*EXERCISE OBJECTIVE:*
Repeat the items word for word, starting with the first line and going on through the line that contains "section-number: 01: [52, 283, 241, 447]".
■ ■ ■ ■
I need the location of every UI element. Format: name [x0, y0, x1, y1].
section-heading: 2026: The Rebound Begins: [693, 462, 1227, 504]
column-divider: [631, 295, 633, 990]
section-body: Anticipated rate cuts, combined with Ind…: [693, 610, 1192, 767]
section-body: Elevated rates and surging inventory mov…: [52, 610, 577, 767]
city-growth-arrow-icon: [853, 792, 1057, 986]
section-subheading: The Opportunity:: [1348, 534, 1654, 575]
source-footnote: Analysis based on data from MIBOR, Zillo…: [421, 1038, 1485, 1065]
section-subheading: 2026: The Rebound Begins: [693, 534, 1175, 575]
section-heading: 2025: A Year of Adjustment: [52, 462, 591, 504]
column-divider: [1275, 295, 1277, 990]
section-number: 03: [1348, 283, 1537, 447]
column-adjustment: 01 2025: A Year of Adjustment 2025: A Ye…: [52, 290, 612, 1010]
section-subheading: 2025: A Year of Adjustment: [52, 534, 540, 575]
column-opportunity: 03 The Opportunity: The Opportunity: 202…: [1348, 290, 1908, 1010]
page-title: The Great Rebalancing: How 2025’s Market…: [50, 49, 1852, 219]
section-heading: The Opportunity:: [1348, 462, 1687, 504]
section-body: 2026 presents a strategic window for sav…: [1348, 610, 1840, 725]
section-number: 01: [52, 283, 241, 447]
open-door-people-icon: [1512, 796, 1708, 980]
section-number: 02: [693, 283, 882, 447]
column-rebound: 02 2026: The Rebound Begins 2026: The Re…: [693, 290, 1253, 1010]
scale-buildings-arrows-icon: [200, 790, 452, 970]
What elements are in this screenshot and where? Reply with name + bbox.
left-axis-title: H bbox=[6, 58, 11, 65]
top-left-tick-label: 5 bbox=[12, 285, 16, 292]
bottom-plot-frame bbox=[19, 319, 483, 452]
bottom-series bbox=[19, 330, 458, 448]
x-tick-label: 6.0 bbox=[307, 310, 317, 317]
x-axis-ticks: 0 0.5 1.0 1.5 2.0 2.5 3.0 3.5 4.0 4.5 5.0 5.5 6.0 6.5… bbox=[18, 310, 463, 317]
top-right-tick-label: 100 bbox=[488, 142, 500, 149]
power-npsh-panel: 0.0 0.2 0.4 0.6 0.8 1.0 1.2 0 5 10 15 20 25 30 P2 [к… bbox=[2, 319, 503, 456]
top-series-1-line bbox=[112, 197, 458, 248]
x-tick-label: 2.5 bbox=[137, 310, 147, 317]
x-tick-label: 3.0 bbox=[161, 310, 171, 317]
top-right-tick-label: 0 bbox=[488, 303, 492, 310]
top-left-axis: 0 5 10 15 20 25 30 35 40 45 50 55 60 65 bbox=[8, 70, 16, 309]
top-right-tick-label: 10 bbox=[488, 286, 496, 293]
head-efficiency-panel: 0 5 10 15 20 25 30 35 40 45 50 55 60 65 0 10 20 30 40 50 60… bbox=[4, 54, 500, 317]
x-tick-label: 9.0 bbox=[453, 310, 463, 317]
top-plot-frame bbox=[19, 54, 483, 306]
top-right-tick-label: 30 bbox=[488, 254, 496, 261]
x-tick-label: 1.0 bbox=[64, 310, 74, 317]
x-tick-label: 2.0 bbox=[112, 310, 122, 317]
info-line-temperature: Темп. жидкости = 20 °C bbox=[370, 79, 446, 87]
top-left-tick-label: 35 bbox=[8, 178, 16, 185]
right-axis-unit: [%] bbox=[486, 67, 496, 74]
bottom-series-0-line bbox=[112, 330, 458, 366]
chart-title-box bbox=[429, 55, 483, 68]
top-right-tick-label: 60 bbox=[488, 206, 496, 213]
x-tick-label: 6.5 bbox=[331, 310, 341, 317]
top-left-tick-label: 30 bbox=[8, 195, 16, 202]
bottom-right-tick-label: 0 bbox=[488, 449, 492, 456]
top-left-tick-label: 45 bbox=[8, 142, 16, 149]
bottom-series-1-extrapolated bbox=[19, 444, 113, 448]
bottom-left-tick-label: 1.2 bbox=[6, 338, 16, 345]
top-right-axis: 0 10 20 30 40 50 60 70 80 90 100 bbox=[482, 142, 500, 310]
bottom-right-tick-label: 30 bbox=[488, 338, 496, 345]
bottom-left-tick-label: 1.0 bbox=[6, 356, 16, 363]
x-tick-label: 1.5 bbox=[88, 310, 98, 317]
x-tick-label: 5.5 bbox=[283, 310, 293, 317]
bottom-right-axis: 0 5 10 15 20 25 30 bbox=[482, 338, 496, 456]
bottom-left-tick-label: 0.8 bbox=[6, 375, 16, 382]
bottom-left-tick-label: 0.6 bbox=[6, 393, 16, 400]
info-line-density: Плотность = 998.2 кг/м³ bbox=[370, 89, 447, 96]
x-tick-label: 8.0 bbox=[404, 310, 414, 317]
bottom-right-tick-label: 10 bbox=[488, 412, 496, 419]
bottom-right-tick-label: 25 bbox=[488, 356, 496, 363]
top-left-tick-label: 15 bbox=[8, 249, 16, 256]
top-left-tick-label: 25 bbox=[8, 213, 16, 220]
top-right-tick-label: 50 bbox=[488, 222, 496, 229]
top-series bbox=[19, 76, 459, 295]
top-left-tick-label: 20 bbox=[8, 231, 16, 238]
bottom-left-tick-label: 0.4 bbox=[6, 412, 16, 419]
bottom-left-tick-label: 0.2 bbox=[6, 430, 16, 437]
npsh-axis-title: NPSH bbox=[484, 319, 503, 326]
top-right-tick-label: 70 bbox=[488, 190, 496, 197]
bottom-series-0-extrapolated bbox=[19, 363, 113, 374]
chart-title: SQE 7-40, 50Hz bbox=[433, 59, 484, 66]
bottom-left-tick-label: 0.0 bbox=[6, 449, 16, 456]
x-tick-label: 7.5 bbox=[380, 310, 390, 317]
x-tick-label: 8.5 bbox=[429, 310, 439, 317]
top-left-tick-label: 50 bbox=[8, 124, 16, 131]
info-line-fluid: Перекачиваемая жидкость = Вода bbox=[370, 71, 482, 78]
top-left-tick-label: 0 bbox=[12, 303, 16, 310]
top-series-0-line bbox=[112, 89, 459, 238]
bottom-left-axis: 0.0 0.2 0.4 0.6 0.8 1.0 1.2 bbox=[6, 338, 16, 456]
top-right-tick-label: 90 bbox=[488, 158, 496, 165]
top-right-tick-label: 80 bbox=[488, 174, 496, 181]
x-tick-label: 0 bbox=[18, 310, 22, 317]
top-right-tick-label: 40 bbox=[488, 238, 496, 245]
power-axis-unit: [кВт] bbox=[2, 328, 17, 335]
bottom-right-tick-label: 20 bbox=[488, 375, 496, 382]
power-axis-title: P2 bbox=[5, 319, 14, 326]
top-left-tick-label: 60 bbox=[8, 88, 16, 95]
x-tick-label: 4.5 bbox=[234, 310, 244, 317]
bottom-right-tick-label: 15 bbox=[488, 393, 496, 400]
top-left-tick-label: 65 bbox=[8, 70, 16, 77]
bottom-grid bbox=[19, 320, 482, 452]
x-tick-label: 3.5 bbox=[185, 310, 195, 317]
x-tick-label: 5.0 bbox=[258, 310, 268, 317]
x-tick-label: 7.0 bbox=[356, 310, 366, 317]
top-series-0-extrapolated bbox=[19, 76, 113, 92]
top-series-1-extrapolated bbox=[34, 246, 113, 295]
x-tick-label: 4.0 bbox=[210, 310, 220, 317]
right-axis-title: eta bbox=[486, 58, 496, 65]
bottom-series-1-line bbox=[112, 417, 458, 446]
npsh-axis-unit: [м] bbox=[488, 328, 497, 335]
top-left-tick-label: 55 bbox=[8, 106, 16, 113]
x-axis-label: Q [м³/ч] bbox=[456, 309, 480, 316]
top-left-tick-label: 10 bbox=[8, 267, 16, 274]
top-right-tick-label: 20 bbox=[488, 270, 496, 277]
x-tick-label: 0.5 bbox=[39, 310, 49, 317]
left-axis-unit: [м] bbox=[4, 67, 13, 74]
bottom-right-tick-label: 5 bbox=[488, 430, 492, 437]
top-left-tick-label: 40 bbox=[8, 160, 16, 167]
■ ■ ■ ■
*SOLUTION:*
I need the location of every UI element. Format: name [x0, y0, x1, y1].
section-heading: 2026: The Rebound Begins: [693, 462, 1227, 504]
column-divider: [631, 295, 633, 990]
section-body: Anticipated rate cuts, combined with Ind…: [693, 610, 1192, 767]
section-body: Elevated rates and surging inventory mov…: [52, 610, 577, 767]
city-growth-arrow-icon: [853, 792, 1057, 986]
section-subheading: The Opportunity:: [1348, 534, 1654, 575]
source-footnote: Analysis based on data from MIBOR, Zillo…: [421, 1038, 1485, 1065]
section-subheading: 2026: The Rebound Begins: [693, 534, 1175, 575]
section-heading: 2025: A Year of Adjustment: [52, 462, 591, 504]
column-divider: [1275, 295, 1277, 990]
section-number: 03: [1348, 283, 1537, 447]
column-adjustment: 01 2025: A Year of Adjustment 2025: A Ye…: [52, 290, 612, 1010]
section-subheading: 2025: A Year of Adjustment: [52, 534, 540, 575]
column-opportunity: 03 The Opportunity: The Opportunity: 202…: [1348, 290, 1908, 1010]
page-title: The Great Rebalancing: How 2025’s Market…: [50, 49, 1852, 219]
section-heading: The Opportunity:: [1348, 462, 1687, 504]
section-body: 2026 presents a strategic window for sav…: [1348, 610, 1840, 725]
section-number: 01: [52, 283, 241, 447]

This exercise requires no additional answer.